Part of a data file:
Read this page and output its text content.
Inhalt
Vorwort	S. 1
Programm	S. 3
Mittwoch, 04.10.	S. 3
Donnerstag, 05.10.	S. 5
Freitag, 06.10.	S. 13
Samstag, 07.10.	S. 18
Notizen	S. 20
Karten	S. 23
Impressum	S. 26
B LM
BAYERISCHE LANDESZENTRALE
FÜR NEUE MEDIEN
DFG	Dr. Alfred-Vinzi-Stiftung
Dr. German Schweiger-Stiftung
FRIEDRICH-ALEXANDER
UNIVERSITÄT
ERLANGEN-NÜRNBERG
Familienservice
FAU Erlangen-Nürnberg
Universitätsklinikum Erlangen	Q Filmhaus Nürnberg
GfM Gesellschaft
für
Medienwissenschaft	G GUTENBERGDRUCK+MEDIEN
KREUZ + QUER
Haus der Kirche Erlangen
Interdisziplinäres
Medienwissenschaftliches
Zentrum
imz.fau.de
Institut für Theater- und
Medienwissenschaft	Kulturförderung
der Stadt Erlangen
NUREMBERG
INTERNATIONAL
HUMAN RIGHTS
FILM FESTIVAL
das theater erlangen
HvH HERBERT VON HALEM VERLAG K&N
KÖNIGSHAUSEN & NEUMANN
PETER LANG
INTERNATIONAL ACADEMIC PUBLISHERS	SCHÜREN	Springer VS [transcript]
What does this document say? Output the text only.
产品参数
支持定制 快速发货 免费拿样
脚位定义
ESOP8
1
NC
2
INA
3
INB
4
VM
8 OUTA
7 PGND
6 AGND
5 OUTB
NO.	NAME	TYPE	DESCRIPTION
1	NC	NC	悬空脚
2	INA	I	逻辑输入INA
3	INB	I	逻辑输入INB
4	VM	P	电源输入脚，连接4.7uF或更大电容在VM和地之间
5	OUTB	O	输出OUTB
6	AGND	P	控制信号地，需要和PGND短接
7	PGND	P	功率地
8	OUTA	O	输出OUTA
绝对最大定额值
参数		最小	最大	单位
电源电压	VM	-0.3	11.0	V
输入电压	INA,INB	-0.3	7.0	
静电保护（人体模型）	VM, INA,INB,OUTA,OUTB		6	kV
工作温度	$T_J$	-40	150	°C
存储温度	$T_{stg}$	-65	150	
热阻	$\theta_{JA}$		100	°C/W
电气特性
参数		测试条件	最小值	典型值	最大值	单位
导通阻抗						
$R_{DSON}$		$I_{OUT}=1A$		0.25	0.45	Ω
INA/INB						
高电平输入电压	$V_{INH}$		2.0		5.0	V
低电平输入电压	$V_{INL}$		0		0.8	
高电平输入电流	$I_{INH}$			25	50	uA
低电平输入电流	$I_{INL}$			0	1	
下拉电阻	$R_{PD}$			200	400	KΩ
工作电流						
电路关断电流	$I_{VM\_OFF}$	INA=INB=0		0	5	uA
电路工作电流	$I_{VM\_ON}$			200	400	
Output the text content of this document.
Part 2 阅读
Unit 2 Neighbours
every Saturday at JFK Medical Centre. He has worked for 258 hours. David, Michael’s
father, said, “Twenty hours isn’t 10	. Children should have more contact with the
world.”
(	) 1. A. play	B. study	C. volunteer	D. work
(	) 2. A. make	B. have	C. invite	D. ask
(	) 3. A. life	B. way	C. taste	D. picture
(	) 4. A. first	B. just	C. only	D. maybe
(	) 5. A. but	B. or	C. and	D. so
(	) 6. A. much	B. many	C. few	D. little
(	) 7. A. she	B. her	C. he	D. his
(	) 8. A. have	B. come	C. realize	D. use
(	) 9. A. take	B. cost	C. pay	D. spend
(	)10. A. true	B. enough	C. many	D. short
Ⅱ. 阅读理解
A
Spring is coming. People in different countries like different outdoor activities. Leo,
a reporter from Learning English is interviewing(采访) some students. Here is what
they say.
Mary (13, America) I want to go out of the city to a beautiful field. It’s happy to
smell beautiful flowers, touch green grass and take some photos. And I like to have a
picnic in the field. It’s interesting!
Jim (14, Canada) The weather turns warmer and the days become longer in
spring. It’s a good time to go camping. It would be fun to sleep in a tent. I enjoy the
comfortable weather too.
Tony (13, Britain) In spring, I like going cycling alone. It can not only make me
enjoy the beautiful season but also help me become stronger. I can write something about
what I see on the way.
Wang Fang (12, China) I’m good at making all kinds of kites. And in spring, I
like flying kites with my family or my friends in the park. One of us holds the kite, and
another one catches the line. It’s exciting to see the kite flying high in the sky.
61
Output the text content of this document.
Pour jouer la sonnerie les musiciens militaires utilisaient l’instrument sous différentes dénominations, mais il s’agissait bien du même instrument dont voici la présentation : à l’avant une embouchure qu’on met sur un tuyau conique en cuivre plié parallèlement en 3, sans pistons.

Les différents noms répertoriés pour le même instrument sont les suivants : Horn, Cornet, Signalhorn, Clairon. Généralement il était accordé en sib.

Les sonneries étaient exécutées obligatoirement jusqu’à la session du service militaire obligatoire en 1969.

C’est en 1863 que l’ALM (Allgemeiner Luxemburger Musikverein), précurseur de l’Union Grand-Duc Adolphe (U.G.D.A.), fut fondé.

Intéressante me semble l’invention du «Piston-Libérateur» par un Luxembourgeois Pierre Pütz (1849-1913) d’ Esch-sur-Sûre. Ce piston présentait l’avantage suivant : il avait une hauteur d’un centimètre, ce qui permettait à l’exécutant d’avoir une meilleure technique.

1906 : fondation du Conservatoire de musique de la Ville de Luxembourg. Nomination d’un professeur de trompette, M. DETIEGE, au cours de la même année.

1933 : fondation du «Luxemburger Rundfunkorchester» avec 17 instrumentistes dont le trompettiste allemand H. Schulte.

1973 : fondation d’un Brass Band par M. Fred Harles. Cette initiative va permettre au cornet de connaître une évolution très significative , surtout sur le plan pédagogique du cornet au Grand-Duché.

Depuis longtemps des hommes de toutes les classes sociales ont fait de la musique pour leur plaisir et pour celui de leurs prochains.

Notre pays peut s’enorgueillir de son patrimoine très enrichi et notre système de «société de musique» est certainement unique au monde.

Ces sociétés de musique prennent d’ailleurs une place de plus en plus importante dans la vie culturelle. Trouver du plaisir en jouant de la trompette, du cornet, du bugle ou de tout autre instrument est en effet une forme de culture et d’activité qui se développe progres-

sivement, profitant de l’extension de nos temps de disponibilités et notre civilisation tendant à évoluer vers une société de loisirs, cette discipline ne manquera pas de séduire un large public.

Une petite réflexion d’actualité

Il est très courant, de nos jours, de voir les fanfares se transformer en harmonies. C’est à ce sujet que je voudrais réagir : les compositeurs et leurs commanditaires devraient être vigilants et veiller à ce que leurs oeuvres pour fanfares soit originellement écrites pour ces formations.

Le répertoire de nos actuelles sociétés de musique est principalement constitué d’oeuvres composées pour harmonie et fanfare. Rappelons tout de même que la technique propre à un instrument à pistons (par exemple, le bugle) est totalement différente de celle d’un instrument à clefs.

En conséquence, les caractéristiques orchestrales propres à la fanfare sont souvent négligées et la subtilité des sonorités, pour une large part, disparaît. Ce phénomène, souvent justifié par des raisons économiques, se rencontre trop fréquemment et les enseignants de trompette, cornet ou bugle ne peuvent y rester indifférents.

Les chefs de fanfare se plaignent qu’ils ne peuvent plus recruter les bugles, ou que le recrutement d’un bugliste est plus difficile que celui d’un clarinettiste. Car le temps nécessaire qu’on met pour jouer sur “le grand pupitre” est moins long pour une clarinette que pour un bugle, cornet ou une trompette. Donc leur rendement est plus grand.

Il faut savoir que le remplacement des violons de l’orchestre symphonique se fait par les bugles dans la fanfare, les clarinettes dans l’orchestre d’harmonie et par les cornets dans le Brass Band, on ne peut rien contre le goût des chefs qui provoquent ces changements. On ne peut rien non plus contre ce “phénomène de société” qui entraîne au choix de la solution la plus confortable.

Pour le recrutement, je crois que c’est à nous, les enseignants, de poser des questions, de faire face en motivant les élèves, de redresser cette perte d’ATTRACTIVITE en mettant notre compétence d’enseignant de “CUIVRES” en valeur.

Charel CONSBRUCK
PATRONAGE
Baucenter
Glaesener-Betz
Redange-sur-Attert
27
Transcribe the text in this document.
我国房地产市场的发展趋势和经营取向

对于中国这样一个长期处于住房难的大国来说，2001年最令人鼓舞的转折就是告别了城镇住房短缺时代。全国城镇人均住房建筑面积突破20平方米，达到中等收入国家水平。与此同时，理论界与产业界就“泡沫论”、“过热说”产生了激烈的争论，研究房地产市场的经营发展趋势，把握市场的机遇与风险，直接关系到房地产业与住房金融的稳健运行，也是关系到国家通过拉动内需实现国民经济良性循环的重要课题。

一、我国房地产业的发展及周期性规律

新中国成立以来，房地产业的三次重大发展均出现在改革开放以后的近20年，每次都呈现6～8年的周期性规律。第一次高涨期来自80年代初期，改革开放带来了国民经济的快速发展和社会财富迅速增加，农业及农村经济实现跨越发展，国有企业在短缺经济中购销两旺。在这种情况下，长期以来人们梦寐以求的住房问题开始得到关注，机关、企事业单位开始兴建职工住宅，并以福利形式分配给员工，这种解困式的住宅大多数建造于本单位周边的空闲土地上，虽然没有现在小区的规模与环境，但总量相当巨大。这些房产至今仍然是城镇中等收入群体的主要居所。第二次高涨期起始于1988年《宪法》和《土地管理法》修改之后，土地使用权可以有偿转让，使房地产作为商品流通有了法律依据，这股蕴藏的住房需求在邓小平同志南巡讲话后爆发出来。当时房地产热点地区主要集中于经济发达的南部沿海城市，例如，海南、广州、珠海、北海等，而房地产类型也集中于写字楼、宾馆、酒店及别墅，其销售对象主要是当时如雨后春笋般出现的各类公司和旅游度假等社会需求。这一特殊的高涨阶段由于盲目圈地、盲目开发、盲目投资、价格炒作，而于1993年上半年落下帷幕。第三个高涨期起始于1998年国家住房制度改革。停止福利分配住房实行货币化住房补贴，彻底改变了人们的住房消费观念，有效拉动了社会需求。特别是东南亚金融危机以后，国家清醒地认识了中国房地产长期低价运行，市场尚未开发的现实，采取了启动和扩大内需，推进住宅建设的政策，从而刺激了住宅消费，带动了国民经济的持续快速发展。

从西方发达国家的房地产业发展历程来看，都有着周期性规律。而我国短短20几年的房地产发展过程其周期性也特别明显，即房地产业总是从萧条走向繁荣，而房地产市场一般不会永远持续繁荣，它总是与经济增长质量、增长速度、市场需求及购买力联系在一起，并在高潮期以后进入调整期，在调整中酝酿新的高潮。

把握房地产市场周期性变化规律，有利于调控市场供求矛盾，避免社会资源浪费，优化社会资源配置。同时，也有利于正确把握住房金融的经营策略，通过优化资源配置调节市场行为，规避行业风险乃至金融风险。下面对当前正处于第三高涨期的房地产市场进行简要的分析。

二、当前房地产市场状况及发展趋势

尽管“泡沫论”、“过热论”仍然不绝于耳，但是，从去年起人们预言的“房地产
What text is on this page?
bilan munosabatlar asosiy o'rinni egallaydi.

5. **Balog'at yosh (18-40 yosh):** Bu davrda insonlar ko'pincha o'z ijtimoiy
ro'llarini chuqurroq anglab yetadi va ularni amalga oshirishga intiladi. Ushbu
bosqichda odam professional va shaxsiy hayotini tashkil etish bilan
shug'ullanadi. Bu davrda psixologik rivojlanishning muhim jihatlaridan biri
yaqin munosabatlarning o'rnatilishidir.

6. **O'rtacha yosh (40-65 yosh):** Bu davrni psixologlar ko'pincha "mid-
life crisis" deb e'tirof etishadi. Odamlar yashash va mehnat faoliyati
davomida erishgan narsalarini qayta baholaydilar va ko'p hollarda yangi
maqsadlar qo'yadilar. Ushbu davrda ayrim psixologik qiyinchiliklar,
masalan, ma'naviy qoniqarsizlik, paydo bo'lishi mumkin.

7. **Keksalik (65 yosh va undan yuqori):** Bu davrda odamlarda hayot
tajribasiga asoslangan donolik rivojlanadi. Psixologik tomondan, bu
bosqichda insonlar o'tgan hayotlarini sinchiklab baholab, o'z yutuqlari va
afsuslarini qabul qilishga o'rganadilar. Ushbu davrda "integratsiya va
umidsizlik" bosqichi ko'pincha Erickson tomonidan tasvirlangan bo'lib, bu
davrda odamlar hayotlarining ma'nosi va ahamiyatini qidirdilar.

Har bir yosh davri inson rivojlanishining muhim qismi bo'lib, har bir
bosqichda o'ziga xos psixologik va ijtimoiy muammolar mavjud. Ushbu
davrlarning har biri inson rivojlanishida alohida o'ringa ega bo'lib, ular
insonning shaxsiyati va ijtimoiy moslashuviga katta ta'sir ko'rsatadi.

WHAT TO DO: Copy all lines from the data that hold the word "biri".

FINISHED ANSWER:
shug'ullanadi. Bu davrda psixologik rivojlanishning muhim jihatlaridan biri
davrlarning har biri inson rivojlanishida alohida o'ringa ega bo'lib, ular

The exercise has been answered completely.